What is being asked >> Copy the listing line for line, starting with the line that contains "Localize each UI" and going on through the line that contains "x-tick-label-1: 10 bbox=[117, 565, 134, 580]". Leave the pictures out of your copy.

Record extracts >>
######

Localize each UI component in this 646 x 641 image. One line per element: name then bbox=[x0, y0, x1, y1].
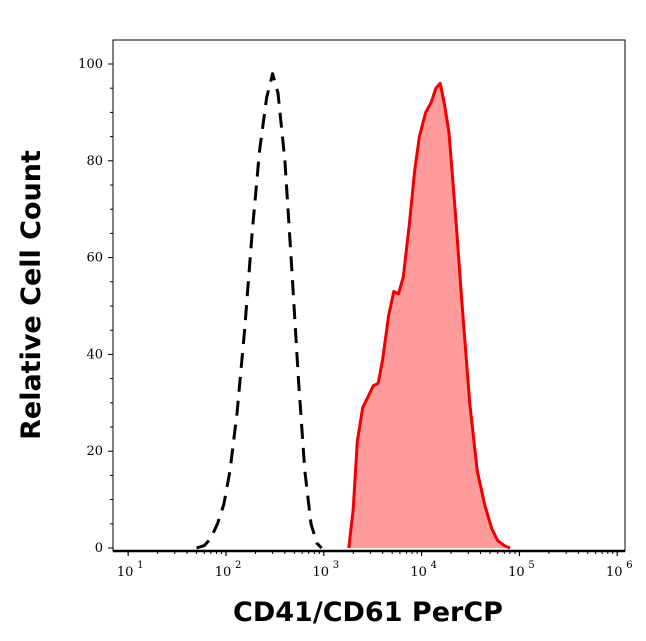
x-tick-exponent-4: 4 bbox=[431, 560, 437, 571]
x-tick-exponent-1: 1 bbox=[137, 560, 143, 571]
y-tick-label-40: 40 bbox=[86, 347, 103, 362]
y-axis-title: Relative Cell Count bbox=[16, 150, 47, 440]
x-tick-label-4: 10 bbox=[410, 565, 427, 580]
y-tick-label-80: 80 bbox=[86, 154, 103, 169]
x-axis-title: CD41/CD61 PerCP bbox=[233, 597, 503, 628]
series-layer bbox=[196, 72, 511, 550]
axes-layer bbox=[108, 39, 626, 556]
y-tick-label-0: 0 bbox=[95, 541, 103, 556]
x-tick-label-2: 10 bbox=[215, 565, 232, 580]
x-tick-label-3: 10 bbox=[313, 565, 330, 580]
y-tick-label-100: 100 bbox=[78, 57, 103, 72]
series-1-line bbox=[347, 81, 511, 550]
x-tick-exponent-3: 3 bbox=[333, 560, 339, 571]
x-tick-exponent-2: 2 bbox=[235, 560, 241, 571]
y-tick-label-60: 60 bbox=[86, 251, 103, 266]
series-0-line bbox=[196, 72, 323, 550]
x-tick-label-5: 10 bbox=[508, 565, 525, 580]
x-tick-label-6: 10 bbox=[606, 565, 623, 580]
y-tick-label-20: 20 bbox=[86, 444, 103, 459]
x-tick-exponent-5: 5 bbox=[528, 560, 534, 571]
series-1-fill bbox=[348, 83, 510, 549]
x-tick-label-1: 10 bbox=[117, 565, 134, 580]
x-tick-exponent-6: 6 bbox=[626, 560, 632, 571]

######

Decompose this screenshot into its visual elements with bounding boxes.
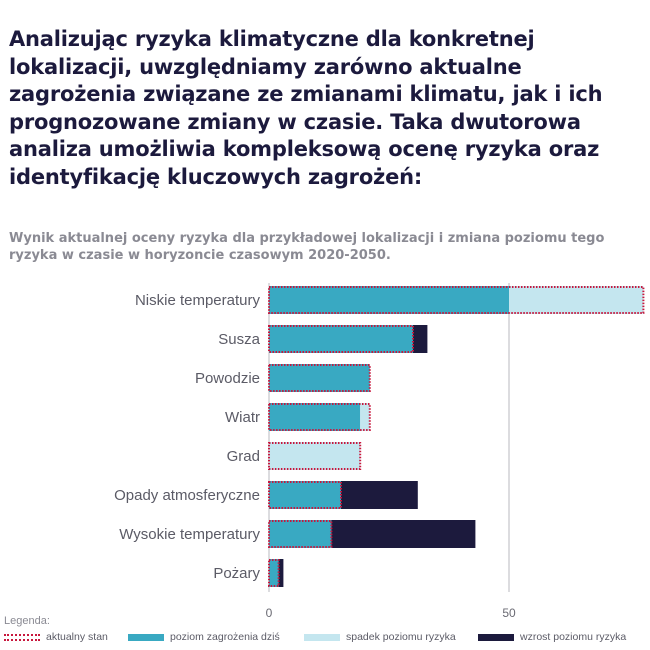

######

Finished answer >>
Localize each UI component in this 646 x 641 image. One line per element: name then bbox=[x0, y0, x1, y1].
x-tick-exponent-4: 4 bbox=[431, 560, 437, 571]
x-tick-exponent-1: 1 bbox=[137, 560, 143, 571]
y-tick-label-40: 40 bbox=[86, 347, 103, 362]
y-axis-title: Relative Cell Count bbox=[16, 150, 47, 440]
x-tick-label-4: 10 bbox=[410, 565, 427, 580]
y-tick-label-80: 80 bbox=[86, 154, 103, 169]
x-axis-title: CD41/CD61 PerCP bbox=[233, 597, 503, 628]
series-layer bbox=[196, 72, 511, 550]
axes-layer bbox=[108, 39, 626, 556]
y-tick-label-0: 0 bbox=[95, 541, 103, 556]
x-tick-label-2: 10 bbox=[215, 565, 232, 580]
x-tick-label-3: 10 bbox=[313, 565, 330, 580]
y-tick-label-100: 100 bbox=[78, 57, 103, 72]
series-1-line bbox=[347, 81, 511, 550]
x-tick-exponent-3: 3 bbox=[333, 560, 339, 571]
x-tick-exponent-2: 2 bbox=[235, 560, 241, 571]
y-tick-label-60: 60 bbox=[86, 251, 103, 266]
series-0-line bbox=[196, 72, 323, 550]
x-tick-label-5: 10 bbox=[508, 565, 525, 580]
x-tick-label-6: 10 bbox=[606, 565, 623, 580]
y-tick-label-20: 20 bbox=[86, 444, 103, 459]
x-tick-exponent-5: 5 bbox=[528, 560, 534, 571]
series-1-fill bbox=[348, 83, 510, 549]
x-tick-label-1: 10 bbox=[117, 565, 134, 580]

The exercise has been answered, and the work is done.